═════ MATERIAL SUPPLIED ═════
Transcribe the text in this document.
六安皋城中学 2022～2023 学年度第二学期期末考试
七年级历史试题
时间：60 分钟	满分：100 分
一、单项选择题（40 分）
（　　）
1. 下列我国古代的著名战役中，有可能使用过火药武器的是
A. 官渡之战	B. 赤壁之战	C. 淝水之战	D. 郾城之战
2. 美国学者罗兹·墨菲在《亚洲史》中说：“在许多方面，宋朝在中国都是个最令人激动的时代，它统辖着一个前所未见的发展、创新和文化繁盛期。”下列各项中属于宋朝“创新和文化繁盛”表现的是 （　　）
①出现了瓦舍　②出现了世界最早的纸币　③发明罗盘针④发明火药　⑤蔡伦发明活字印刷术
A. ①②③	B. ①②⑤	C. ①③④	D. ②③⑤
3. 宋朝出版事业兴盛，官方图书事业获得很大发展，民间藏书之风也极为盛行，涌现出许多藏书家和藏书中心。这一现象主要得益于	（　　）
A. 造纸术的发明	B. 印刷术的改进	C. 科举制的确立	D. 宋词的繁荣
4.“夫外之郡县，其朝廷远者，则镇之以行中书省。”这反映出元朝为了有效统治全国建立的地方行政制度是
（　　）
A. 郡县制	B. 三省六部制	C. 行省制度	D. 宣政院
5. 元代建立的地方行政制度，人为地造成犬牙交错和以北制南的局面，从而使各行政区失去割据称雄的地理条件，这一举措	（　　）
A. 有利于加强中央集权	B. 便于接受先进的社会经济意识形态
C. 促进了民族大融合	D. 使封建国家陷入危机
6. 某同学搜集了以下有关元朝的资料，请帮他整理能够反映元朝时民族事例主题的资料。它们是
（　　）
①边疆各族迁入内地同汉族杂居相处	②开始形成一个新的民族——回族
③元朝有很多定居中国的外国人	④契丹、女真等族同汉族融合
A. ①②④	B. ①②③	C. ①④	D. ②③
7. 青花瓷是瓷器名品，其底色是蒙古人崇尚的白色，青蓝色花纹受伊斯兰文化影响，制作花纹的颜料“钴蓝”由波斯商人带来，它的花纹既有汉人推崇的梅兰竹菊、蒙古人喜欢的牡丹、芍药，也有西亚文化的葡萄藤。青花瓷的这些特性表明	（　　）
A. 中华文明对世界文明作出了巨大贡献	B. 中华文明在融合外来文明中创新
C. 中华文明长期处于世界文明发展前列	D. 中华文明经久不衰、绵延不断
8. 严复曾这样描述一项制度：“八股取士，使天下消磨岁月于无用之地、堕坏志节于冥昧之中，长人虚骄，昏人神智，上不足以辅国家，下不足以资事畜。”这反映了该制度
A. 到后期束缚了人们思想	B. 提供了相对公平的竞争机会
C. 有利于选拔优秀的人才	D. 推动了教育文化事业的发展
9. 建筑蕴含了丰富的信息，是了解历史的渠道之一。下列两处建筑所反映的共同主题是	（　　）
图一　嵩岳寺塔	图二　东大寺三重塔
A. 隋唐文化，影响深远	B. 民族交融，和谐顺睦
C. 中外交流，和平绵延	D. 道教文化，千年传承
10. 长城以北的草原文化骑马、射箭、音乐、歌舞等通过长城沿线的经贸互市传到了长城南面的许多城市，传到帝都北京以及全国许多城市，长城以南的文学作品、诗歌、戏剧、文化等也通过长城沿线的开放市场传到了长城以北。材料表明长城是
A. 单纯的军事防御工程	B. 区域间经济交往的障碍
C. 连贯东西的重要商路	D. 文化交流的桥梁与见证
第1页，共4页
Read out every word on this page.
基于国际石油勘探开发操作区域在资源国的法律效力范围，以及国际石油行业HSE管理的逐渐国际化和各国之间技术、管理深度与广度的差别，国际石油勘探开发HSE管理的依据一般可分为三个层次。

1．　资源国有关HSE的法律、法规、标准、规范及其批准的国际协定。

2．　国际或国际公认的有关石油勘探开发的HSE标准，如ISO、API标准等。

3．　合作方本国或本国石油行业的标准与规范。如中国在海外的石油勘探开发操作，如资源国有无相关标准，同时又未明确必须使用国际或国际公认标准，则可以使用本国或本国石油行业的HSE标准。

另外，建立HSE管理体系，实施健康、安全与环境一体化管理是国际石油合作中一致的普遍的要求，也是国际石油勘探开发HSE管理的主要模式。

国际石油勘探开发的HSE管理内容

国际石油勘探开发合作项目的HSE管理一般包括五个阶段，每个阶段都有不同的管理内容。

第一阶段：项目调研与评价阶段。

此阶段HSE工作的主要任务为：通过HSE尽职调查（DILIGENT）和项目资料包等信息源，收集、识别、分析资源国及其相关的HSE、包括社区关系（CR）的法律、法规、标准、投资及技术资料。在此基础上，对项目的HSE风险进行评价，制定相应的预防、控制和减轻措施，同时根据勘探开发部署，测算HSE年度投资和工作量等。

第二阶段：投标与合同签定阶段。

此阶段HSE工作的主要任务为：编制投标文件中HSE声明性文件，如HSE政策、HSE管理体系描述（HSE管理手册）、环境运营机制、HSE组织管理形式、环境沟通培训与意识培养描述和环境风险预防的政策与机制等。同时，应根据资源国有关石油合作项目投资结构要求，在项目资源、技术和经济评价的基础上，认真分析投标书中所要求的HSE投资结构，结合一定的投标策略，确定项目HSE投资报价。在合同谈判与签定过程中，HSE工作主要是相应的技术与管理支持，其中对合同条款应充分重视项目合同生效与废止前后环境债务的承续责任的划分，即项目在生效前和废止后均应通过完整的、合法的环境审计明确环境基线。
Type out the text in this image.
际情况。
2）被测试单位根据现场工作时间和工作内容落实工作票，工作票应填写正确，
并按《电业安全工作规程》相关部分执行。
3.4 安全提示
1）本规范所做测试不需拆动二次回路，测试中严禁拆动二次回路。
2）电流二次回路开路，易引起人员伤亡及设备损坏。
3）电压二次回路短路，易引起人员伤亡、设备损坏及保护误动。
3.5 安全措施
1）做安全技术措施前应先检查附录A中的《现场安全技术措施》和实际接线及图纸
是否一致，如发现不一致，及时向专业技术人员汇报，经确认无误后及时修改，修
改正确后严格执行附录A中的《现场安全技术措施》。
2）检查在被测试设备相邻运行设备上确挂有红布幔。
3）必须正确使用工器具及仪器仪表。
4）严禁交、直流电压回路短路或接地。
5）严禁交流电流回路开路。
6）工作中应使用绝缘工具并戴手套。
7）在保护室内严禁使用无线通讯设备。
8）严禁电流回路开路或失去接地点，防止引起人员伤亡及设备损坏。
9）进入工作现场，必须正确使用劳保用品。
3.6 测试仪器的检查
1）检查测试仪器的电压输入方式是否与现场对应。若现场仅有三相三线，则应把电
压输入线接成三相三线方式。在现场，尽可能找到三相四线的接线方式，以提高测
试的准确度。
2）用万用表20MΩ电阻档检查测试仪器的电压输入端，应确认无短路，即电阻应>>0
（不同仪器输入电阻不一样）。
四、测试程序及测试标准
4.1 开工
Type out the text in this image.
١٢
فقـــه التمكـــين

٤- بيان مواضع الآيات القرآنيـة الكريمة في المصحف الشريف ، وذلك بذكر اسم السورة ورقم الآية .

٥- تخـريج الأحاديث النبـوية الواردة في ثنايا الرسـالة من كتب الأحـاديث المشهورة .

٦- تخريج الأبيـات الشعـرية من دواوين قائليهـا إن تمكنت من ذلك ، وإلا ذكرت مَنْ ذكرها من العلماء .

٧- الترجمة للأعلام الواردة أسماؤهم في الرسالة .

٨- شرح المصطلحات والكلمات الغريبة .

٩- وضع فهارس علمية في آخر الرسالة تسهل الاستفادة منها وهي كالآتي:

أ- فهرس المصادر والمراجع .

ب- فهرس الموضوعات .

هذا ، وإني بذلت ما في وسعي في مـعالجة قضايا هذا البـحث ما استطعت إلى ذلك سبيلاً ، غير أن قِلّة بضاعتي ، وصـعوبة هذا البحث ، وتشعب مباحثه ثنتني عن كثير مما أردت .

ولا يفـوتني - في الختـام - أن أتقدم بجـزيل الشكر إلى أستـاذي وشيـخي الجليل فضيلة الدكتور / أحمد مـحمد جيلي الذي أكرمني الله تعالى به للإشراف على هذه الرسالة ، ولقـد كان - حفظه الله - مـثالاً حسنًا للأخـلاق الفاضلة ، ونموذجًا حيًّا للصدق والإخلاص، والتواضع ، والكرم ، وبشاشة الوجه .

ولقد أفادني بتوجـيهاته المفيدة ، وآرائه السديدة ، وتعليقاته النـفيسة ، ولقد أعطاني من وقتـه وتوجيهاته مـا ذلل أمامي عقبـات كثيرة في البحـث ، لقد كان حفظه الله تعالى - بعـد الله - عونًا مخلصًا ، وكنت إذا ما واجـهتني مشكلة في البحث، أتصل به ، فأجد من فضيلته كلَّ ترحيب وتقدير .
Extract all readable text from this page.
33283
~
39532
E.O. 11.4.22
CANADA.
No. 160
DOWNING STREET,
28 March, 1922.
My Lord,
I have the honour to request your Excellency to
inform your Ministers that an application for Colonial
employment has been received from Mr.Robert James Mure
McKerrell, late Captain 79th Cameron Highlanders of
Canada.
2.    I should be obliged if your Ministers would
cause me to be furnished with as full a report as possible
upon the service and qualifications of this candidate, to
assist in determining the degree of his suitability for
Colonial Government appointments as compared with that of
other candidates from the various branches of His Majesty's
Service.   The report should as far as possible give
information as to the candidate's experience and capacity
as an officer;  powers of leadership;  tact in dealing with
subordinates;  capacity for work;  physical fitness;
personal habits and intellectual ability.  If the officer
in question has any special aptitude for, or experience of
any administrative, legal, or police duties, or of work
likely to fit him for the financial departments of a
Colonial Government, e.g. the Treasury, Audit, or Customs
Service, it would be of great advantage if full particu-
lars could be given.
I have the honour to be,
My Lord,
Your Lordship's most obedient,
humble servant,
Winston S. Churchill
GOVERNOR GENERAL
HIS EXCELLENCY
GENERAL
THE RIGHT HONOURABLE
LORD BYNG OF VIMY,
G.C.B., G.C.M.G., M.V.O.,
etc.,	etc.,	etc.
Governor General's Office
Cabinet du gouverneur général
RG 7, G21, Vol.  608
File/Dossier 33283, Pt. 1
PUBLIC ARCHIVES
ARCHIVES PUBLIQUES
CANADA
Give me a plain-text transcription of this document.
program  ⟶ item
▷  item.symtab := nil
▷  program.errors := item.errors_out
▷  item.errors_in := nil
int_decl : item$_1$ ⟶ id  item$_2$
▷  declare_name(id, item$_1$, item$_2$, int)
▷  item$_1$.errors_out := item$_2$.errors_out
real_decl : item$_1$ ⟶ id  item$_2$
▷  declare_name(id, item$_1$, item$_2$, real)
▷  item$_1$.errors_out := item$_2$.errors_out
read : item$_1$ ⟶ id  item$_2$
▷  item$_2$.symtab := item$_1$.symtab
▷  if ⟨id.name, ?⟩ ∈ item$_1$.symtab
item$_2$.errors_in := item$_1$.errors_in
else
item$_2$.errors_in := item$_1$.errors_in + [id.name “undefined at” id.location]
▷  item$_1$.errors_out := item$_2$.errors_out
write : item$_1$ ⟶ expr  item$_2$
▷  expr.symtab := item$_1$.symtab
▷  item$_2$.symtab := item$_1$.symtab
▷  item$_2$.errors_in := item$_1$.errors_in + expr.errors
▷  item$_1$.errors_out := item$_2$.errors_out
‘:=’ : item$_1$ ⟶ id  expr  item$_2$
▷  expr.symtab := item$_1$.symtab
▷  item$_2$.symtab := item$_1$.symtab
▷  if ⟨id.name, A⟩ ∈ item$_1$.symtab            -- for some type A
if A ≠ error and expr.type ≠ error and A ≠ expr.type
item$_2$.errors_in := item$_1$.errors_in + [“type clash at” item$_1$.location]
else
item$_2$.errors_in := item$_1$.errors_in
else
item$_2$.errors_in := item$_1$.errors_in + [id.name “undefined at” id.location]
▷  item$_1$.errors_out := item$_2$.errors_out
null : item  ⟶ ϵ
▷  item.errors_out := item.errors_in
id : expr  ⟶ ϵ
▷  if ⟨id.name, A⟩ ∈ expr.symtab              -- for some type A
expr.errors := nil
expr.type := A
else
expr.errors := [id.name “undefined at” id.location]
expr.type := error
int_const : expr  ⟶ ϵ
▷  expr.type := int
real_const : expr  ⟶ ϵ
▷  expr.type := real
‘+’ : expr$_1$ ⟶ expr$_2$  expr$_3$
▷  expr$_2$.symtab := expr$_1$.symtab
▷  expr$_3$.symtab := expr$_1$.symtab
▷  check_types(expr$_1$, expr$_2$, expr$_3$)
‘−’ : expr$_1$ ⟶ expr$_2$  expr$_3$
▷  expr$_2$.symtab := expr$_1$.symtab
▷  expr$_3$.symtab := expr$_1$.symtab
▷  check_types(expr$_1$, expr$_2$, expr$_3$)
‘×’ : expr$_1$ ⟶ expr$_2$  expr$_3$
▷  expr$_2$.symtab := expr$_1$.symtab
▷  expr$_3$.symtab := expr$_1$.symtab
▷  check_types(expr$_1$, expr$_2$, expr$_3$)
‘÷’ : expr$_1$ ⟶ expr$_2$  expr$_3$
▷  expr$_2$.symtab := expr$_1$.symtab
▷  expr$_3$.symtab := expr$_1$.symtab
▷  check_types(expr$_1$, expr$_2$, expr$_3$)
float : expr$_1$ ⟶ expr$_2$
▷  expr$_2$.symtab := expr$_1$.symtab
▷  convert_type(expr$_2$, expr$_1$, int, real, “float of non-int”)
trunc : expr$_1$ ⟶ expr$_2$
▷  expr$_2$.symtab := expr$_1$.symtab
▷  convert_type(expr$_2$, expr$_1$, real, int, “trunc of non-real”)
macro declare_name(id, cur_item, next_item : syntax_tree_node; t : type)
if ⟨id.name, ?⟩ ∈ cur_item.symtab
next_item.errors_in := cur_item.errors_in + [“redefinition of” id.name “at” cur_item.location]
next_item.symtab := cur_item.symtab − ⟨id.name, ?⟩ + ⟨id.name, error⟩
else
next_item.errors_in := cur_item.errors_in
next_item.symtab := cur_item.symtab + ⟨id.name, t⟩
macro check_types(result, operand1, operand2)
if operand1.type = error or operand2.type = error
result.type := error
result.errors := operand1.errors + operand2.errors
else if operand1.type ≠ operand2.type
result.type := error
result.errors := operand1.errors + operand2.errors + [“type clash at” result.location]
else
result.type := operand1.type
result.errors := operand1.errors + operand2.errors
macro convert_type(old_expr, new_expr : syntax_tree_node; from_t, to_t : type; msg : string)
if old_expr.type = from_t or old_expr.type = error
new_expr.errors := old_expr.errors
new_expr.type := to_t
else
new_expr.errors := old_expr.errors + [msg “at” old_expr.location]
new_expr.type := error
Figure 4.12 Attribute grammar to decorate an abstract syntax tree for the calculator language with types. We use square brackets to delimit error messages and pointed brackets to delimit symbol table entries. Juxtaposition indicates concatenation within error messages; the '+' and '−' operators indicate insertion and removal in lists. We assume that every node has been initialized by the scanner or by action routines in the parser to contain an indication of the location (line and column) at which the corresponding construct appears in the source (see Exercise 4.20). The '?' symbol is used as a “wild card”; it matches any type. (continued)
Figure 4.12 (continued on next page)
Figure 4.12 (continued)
═════
Select every line in the material above where the string "Government" occurs, and copy it.

Colonial Government appointments as compared with that of
Colonial Government, e.g. the Treasury, Audit, or Customs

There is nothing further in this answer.